GIVEN RECORDS:
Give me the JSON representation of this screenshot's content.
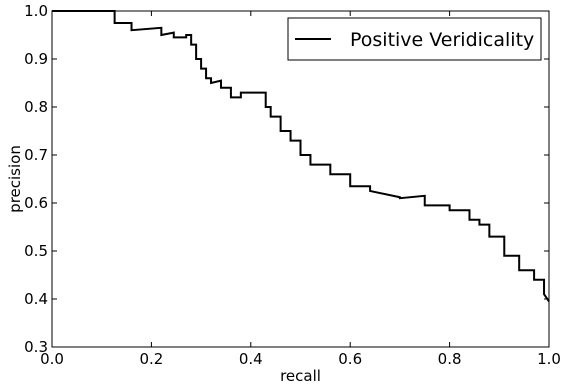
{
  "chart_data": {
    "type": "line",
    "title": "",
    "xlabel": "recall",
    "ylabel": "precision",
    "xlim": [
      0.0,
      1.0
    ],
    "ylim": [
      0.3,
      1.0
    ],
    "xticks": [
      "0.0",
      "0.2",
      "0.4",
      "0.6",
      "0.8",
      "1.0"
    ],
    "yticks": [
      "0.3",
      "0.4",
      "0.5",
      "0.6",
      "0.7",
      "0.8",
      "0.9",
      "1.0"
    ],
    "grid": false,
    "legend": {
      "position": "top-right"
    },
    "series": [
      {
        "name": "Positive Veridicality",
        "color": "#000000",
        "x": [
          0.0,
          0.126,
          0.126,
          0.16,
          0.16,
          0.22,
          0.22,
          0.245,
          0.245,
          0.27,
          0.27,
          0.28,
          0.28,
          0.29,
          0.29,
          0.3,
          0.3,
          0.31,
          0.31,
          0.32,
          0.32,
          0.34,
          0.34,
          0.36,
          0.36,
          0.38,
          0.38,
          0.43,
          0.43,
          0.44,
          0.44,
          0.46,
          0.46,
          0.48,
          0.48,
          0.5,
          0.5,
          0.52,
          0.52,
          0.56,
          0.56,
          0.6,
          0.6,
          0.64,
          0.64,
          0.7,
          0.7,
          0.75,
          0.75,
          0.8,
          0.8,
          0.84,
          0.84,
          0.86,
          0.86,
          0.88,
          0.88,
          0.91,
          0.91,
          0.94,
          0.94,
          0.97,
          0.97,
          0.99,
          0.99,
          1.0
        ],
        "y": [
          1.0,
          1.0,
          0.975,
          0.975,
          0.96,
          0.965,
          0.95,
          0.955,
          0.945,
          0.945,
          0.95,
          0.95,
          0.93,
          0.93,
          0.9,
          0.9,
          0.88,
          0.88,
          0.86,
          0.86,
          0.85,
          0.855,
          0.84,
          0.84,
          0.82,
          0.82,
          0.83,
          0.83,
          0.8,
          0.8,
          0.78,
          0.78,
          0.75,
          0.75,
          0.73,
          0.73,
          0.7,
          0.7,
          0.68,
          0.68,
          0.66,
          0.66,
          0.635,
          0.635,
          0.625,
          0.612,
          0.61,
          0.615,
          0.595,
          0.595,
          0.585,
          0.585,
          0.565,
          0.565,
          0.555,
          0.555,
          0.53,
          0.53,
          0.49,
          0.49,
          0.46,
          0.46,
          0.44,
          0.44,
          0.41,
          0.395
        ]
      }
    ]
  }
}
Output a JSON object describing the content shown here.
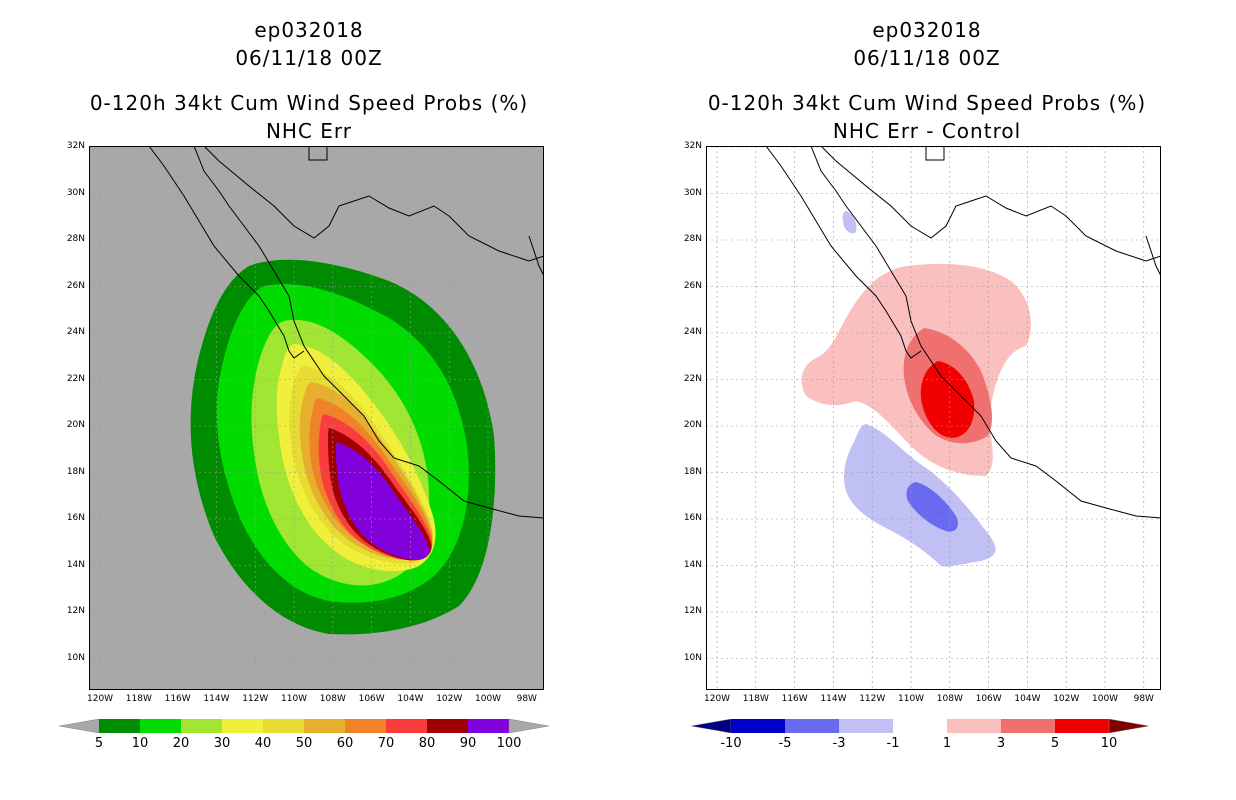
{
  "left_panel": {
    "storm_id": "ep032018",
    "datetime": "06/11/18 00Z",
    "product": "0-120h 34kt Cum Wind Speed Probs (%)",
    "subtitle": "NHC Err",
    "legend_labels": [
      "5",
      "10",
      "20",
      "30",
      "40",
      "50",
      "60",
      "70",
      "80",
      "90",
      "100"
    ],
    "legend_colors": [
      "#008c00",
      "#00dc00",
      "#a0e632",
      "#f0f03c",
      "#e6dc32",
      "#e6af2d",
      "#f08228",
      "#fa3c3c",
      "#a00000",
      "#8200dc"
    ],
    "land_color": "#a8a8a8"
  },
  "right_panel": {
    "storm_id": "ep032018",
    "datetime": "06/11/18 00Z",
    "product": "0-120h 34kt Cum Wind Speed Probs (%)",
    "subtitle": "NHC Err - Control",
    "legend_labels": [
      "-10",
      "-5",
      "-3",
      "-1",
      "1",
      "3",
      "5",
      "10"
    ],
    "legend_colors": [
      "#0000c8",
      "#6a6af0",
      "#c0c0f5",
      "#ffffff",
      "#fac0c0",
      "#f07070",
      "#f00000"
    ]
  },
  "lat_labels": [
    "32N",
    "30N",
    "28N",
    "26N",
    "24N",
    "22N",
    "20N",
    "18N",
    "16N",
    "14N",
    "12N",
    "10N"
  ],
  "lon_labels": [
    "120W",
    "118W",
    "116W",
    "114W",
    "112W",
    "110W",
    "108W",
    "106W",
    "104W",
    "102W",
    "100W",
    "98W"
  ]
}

TASK REQUIREMENTS:
Reproduce the whole listing above word for word, but not its pictures.

FINAL RESULT:
Give me the JSON representation of this screenshot's content.
{
  "chart_data": {
    "type": "line",
    "title": "",
    "xlabel": "recall",
    "ylabel": "precision",
    "xlim": [
      0.0,
      1.0
    ],
    "ylim": [
      0.3,
      1.0
    ],
    "xticks": [
      "0.0",
      "0.2",
      "0.4",
      "0.6",
      "0.8",
      "1.0"
    ],
    "yticks": [
      "0.3",
      "0.4",
      "0.5",
      "0.6",
      "0.7",
      "0.8",
      "0.9",
      "1.0"
    ],
    "grid": false,
    "legend": {
      "position": "top-right"
    },
    "series": [
      {
        "name": "Positive Veridicality",
        "color": "#000000",
        "x": [
          0.0,
          0.126,
          0.126,
          0.16,
          0.16,
          0.22,
          0.22,
          0.245,
          0.245,
          0.27,
          0.27,
          0.28,
          0.28,
          0.29,
          0.29,
          0.3,
          0.3,
          0.31,
          0.31,
          0.32,
          0.32,
          0.34,
          0.34,
          0.36,
          0.36,
          0.38,
          0.38,
          0.43,
          0.43,
          0.44,
          0.44,
          0.46,
          0.46,
          0.48,
          0.48,
          0.5,
          0.5,
          0.52,
          0.52,
          0.56,
          0.56,
          0.6,
          0.6,
          0.64,
          0.64,
          0.7,
          0.7,
          0.75,
          0.75,
          0.8,
          0.8,
          0.84,
          0.84,
          0.86,
          0.86,
          0.88,
          0.88,
          0.91,
          0.91,
          0.94,
          0.94,
          0.97,
          0.97,
          0.99,
          0.99,
          1.0
        ],
        "y": [
          1.0,
          1.0,
          0.975,
          0.975,
          0.96,
          0.965,
          0.95,
          0.955,
          0.945,
          0.945,
          0.95,
          0.95,
          0.93,
          0.93,
          0.9,
          0.9,
          0.88,
          0.88,
          0.86,
          0.86,
          0.85,
          0.855,
          0.84,
          0.84,
          0.82,
          0.82,
          0.83,
          0.83,
          0.8,
          0.8,
          0.78,
          0.78,
          0.75,
          0.75,
          0.73,
          0.73,
          0.7,
          0.7,
          0.68,
          0.68,
          0.66,
          0.66,
          0.635,
          0.635,
          0.625,
          0.612,
          0.61,
          0.615,
          0.595,
          0.595,
          0.585,
          0.585,
          0.565,
          0.565,
          0.555,
          0.555,
          0.53,
          0.53,
          0.49,
          0.49,
          0.46,
          0.46,
          0.44,
          0.44,
          0.41,
          0.395
        ]
      }
    ]
  }
}
Output a JSON object describing the content shown here.
{
  "left_panel": {
    "storm_id": "ep032018",
    "datetime": "06/11/18 00Z",
    "product": "0-120h 34kt Cum Wind Speed Probs (%)",
    "subtitle": "NHC Err",
    "legend_labels": [
      "5",
      "10",
      "20",
      "30",
      "40",
      "50",
      "60",
      "70",
      "80",
      "90",
      "100"
    ],
    "legend_colors": [
      "#008c00",
      "#00dc00",
      "#a0e632",
      "#f0f03c",
      "#e6dc32",
      "#e6af2d",
      "#f08228",
      "#fa3c3c",
      "#a00000",
      "#8200dc"
    ],
    "land_color": "#a8a8a8"
  },
  "right_panel": {
    "storm_id": "ep032018",
    "datetime": "06/11/18 00Z",
    "product": "0-120h 34kt Cum Wind Speed Probs (%)",
    "subtitle": "NHC Err - Control",
    "legend_labels": [
      "-10",
      "-5",
      "-3",
      "-1",
      "1",
      "3",
      "5",
      "10"
    ],
    "legend_colors": [
      "#0000c8",
      "#6a6af0",
      "#c0c0f5",
      "#ffffff",
      "#fac0c0",
      "#f07070",
      "#f00000"
    ]
  },
  "lat_labels": [
    "32N",
    "30N",
    "28N",
    "26N",
    "24N",
    "22N",
    "20N",
    "18N",
    "16N",
    "14N",
    "12N",
    "10N"
  ],
  "lon_labels": [
    "120W",
    "118W",
    "116W",
    "114W",
    "112W",
    "110W",
    "108W",
    "106W",
    "104W",
    "102W",
    "100W",
    "98W"
  ]
}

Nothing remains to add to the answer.